> **Set exercise**:
Word for word, restate every line of the material.
┄┄┄┄┄┄┄┄┄┄┄┄┄┄┄┄┄┄┄┄
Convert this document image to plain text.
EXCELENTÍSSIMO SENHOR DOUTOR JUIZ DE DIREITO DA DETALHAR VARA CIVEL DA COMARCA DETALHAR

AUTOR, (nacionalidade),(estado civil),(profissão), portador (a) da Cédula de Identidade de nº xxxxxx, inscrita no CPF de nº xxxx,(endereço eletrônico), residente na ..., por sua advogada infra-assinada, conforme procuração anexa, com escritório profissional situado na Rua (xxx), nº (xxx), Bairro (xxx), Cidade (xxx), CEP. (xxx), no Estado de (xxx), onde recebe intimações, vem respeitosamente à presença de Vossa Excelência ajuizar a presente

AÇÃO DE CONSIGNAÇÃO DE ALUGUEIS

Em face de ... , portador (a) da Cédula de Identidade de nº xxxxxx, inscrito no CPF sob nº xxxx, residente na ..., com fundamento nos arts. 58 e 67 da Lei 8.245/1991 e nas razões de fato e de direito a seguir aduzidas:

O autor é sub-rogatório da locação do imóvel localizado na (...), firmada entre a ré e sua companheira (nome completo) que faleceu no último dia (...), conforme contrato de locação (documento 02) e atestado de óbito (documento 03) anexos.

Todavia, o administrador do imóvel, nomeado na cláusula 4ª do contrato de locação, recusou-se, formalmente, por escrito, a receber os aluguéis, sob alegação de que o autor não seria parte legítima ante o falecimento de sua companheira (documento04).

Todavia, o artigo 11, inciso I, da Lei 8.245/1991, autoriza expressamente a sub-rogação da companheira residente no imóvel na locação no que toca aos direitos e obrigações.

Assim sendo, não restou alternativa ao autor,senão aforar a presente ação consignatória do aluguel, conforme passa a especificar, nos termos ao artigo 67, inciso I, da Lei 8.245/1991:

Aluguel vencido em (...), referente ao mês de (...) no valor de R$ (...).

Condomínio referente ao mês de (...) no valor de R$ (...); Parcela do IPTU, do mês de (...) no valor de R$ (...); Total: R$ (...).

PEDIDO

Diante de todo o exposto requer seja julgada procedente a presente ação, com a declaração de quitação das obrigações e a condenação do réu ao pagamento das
┄┄┄┄┄┄┄┄┄┄┄┄┄┄┄┄┄┄┄┄
> **Problem solution**:
Convert this document image to plain text.
EXCELENTÍSSIMO SENHOR DOUTOR JUIZ DE DIREITO DA DETALHAR VARA CIVEL DA COMARCA DETALHAR

AUTOR, (nacionalidade),(estado civil),(profissão), portador (a) da Cédula de Identidade de nº xxxxxx, inscrita no CPF de nº xxxx,(endereço eletrônico), residente na ..., por sua advogada infra-assinada, conforme procuração anexa, com escritório profissional situado na Rua (xxx), nº (xxx), Bairro (xxx), Cidade (xxx), CEP. (xxx), no Estado de (xxx), onde recebe intimações, vem respeitosamente à presença de Vossa Excelência ajuizar a presente

AÇÃO DE CONSIGNAÇÃO DE ALUGUEIS

Em face de ... , portador (a) da Cédula de Identidade de nº xxxxxx, inscrito no CPF sob nº xxxx, residente na ..., com fundamento nos arts. 58 e 67 da Lei 8.245/1991 e nas razões de fato e de direito a seguir aduzidas:

O autor é sub-rogatório da locação do imóvel localizado na (...), firmada entre a ré e sua companheira (nome completo) que faleceu no último dia (...), conforme contrato de locação (documento 02) e atestado de óbito (documento 03) anexos.

Todavia, o administrador do imóvel, nomeado na cláusula 4ª do contrato de locação, recusou-se, formalmente, por escrito, a receber os aluguéis, sob alegação de que o autor não seria parte legítima ante o falecimento de sua companheira (documento04).

Todavia, o artigo 11, inciso I, da Lei 8.245/1991, autoriza expressamente a sub-rogação da companheira residente no imóvel na locação no que toca aos direitos e obrigações.

Assim sendo, não restou alternativa ao autor,senão aforar a presente ação consignatória do aluguel, conforme passa a especificar, nos termos ao artigo 67, inciso I, da Lei 8.245/1991:

Aluguel vencido em (...), referente ao mês de (...) no valor de R$ (...).

Condomínio referente ao mês de (...) no valor de R$ (...); Parcela do IPTU, do mês de (...) no valor de R$ (...); Total: R$ (...).

PEDIDO

Diante de todo o exposto requer seja julgada procedente a presente ação, com a declaração de quitação das obrigações e a condenação do réu ao pagamento das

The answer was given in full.